### AIM OF THE EXERCISE
Count how many lines hold the string "application", and give only that number.

### DATASET ENTRIES
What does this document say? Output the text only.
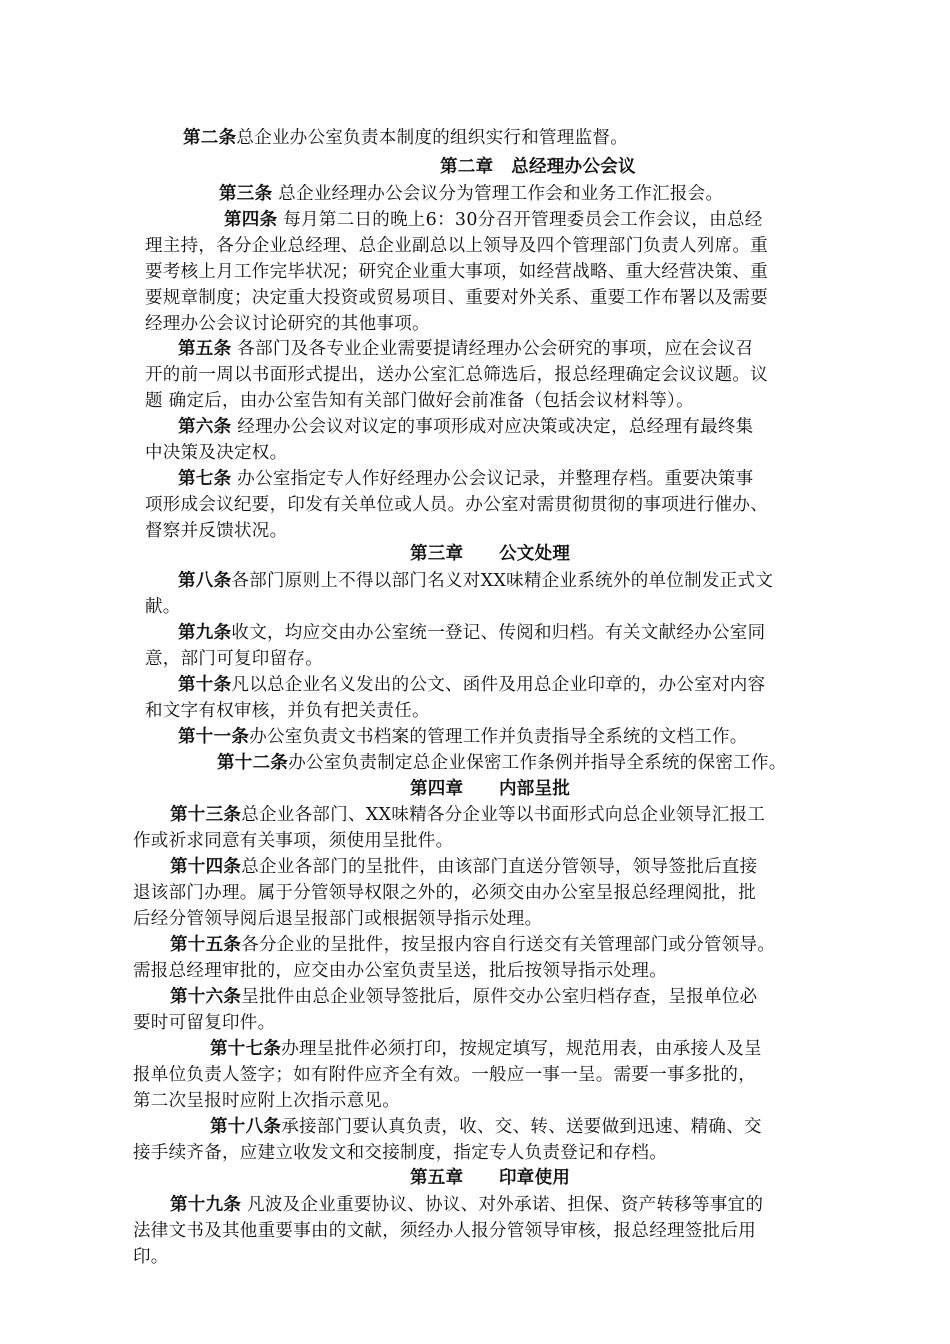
第二条总企业办公室负责本制度的组织实行和管理监督。
第二章　总经理办公会议
第三条 总企业经理办公会议分为管理工作会和业务工作汇报会。
第四条 每月第二日的晚上6：30分召开管理委员会工作会议，由总经
理主持，各分企业总经理、总企业副总以上领导及四个管理部门负责人列席。重
要考核上月工作完毕状况；研究企业重大事项，如经营战略、重大经营决策、重
要规章制度；决定重大投资或贸易项目、重要对外关系、重要工作布署以及需要
经理办公会议讨论研究的其他事项。
第五条 各部门及各专业企业需要提请经理办公会研究的事项，应在会议召
开的前一周以书面形式提出，送办公室汇总筛选后，报总经理确定会议议题。议
题 确定后，由办公室告知有关部门做好会前准备（包括会议材料等）。
第六条 经理办公会议对议定的事项形成对应决策或决定，总经理有最终集
中决策及决定权。
第七条 办公室指定专人作好经理办公会议记录，并整理存档。重要决策事
项形成会议纪要，印发有关单位或人员。办公室对需贯彻贯彻的事项进行催办、
督察并反馈状况。
第三章　　公文处理
第八条各部门原则上不得以部门名义对XX味精企业系统外的单位制发正式文
献。
第九条收文，均应交由办公室统一登记、传阅和归档。有关文献经办公室同
意，部门可复印留存。
第十条凡以总企业名义发出的公文、函件及用总企业印章的，办公室对内容
和文字有权审核，并负有把关责任。
第十一条办公室负责文书档案的管理工作并负责指导全系统的文档工作。
第十二条办公室负责制定总企业保密工作条例并指导全系统的保密工作。
第四章　　内部呈批
第十三条总企业各部门、XX味精各分企业等以书面形式向总企业领导汇报工
作或祈求同意有关事项，须使用呈批件。
第十四条总企业各部门的呈批件，由该部门直送分管领导，领导签批后直接
退该部门办理。属于分管领导权限之外的，必须交由办公室呈报总经理阅批，批
后经分管领导阅后退呈报部门或根据领导指示处理。
第十五条各分企业的呈批件，按呈报内容自行送交有关管理部门或分管领导。
需报总经理审批的，应交由办公室负责呈送，批后按领导指示处理。
第十六条呈批件由总企业领导签批后，原件交办公室归档存查，呈报单位必
要时可留复印件。
第十七条办理呈批件必须打印，按规定填写，规范用表，由承接人及呈
报单位负责人签字；如有附件应齐全有效。一般应一事一呈。需要一事多批的，
第二次呈报时应附上次指示意见。
第十八条承接部门要认真负责，收、交、转、送要做到迅速、精确、交
接手续齐备，应建立收发文和交接制度，指定专人负责登记和存档。
第五章　　印章使用
第十九条 凡波及企业重要协议、协议、对外承诺、担保、资产转移等事宜的
法律文书及其他重要事由的文献，须经办人报分管领导审核，报总经理签批后用
印。
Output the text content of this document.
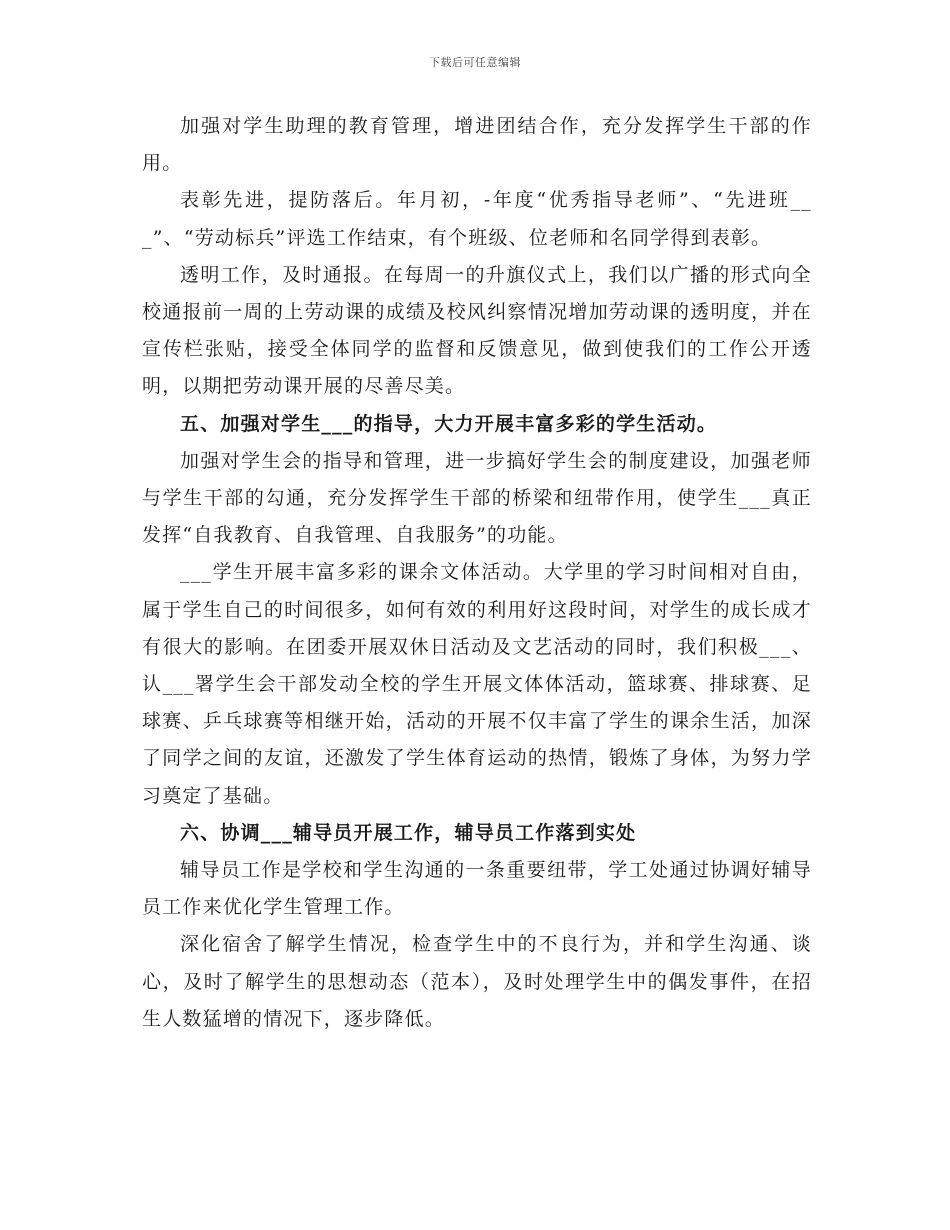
下载后可任意编辑

加强对学生助理的教育管理，增进团结合作，充分发挥学生干部的作用。

表彰先进，提防落后。年月初，-年度“优秀指导老师”、“先进班___”、“劳动标兵”评选工作结束，有个班级、位老师和名同学得到表彰。

透明工作，及时通报。在每周一的升旗仪式上，我们以广播的形式向全校通报前一周的上劳动课的成绩及校风纠察情况增加劳动课的透明度，并在宣传栏张贴，接受全体同学的监督和反馈意见，做到使我们的工作公开透明，以期把劳动课开展的尽善尽美。

五、加强对学生___的指导，大力开展丰富多彩的学生活动。

加强对学生会的指导和管理，进一步搞好学生会的制度建设，加强老师与学生干部的勾通，充分发挥学生干部的桥梁和纽带作用，使学生___真正发挥“自我教育、自我管理、自我服务”的功能。

___学生开展丰富多彩的课余文体活动。大学里的学习时间相对自由，属于学生自己的时间很多，如何有效的利用好这段时间，对学生的成长成才有很大的影响。在团委开展双休日活动及文艺活动的同时，我们积极___、认___署学生会干部发动全校的学生开展文体体活动，篮球赛、排球赛、足球赛、乒乓球赛等相继开始，活动的开展不仅丰富了学生的课余生活，加深了同学之间的友谊，还激发了学生体育运动的热情，锻炼了身体，为努力学习奠定了基础。

六、协调___辅导员开展工作，辅导员工作落到实处

辅导员工作是学校和学生沟通的一条重要纽带，学工处通过协调好辅导员工作来优化学生管理工作。

深化宿舍了解学生情况，检查学生中的不良行为，并和学生沟通、谈心，及时了解学生的思想动态（范本），及时处理学生中的偶发事件，在招生人数猛增的情况下，逐步降低。
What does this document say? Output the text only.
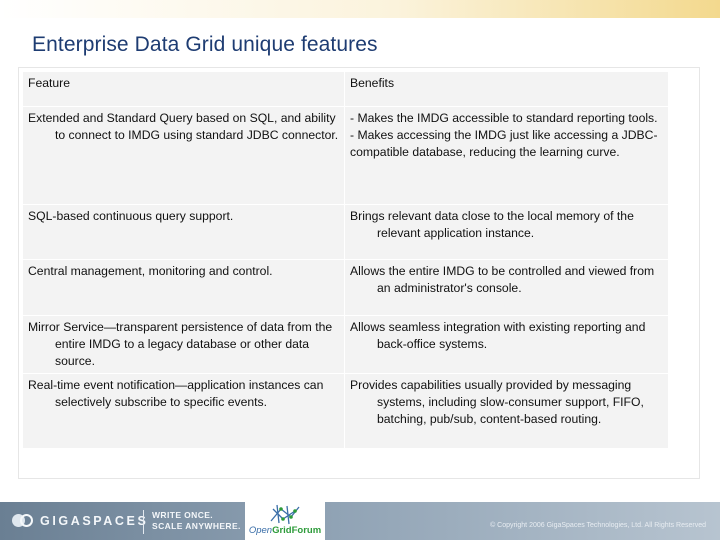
Enterprise Data Grid unique features
Feature	Benefits

Extended and Standard Query based on SQL, and ability to connect to IMDG using standard JDBC connector.	- Makes the IMDG accessible to standard reporting tools.
- Makes accessing the IMDG just like accessing a JDBC-compatible database, reducing the learning curve.

SQL-based continuous query support.	Brings relevant data close to the local memory of the relevant application instance.

Central management, monitoring and control.	Allows the entire IMDG to be controlled and viewed from an administrator's console.

Mirror Service—transparent persistence of data from the entire IMDG to a legacy database or other data source.	Allows seamless integration with existing reporting and back-office systems.

Real-time event notification—application instances can selectively subscribe to specific events.	Provides capabilities usually provided by messaging systems, including slow-consumer support, FIFO, batching, pub/sub, content-based routing.
GIGASPACES WRITE ONCE.
SCALE ANYWHERE.	© Copyright 2006 GigaSpaces Technologies, Ltd. All Rights Reserved
OpenGridForum
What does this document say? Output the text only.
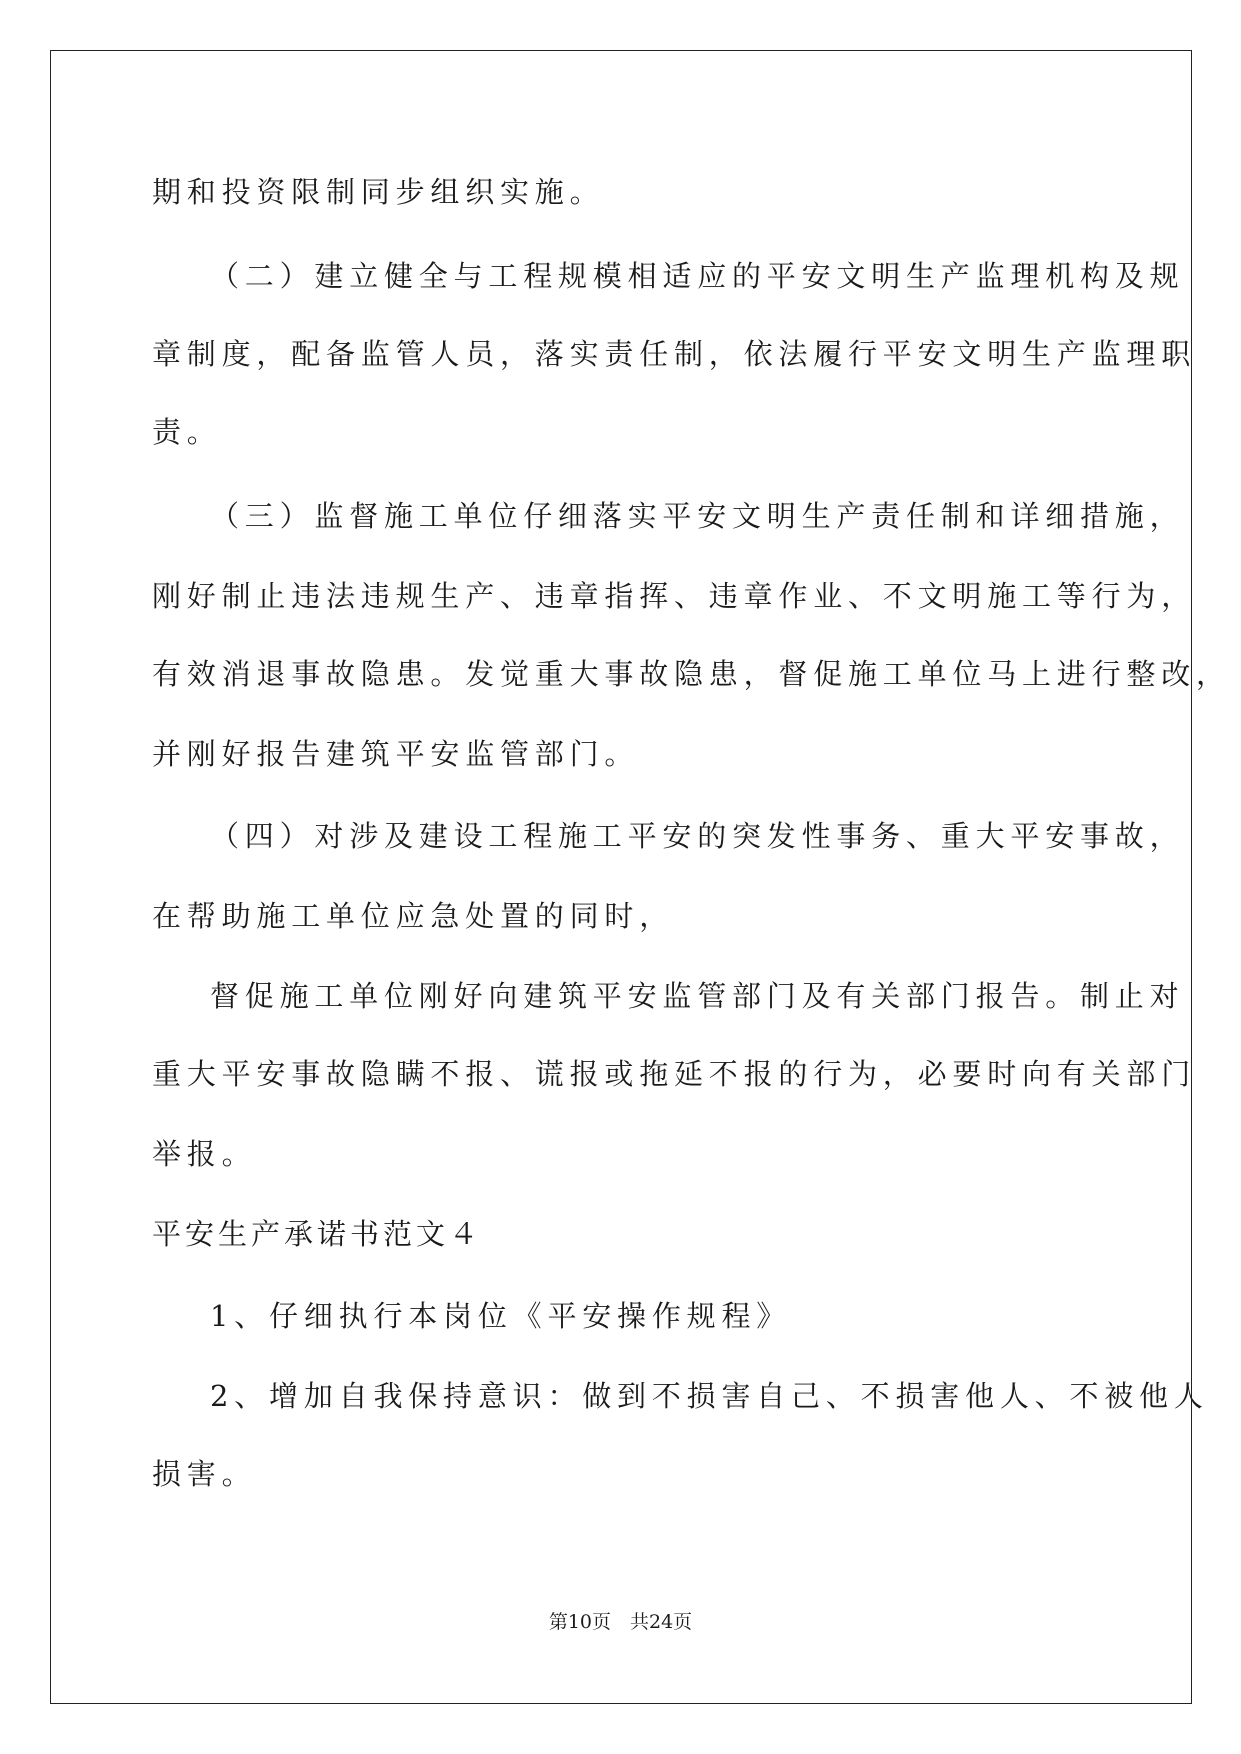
期和投资限制同步组织实施。
（二）建立健全与工程规模相适应的平安文明生产监理机构及规
章制度，配备监管人员，落实责任制，依法履行平安文明生产监理职
责。
（三）监督施工单位仔细落实平安文明生产责任制和详细措施，
刚好制止违法违规生产、违章指挥、违章作业、不文明施工等行为，
有效消退事故隐患。发觉重大事故隐患，督促施工单位马上进行整改，
并刚好报告建筑平安监管部门。
（四）对涉及建设工程施工平安的突发性事务、重大平安事故，
在帮助施工单位应急处置的同时，
督促施工单位刚好向建筑平安监管部门及有关部门报告。制止对
重大平安事故隐瞒不报、谎报或拖延不报的行为，必要时向有关部门
举报。
平安生产承诺书范文４
1、仔细执行本岗位《平安操作规程》
2、增加自我保持意识：做到不损害自己、不损害他人、不被他人
损害。
第10页　共24页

### SOLUTION TO THE EXERCISE
2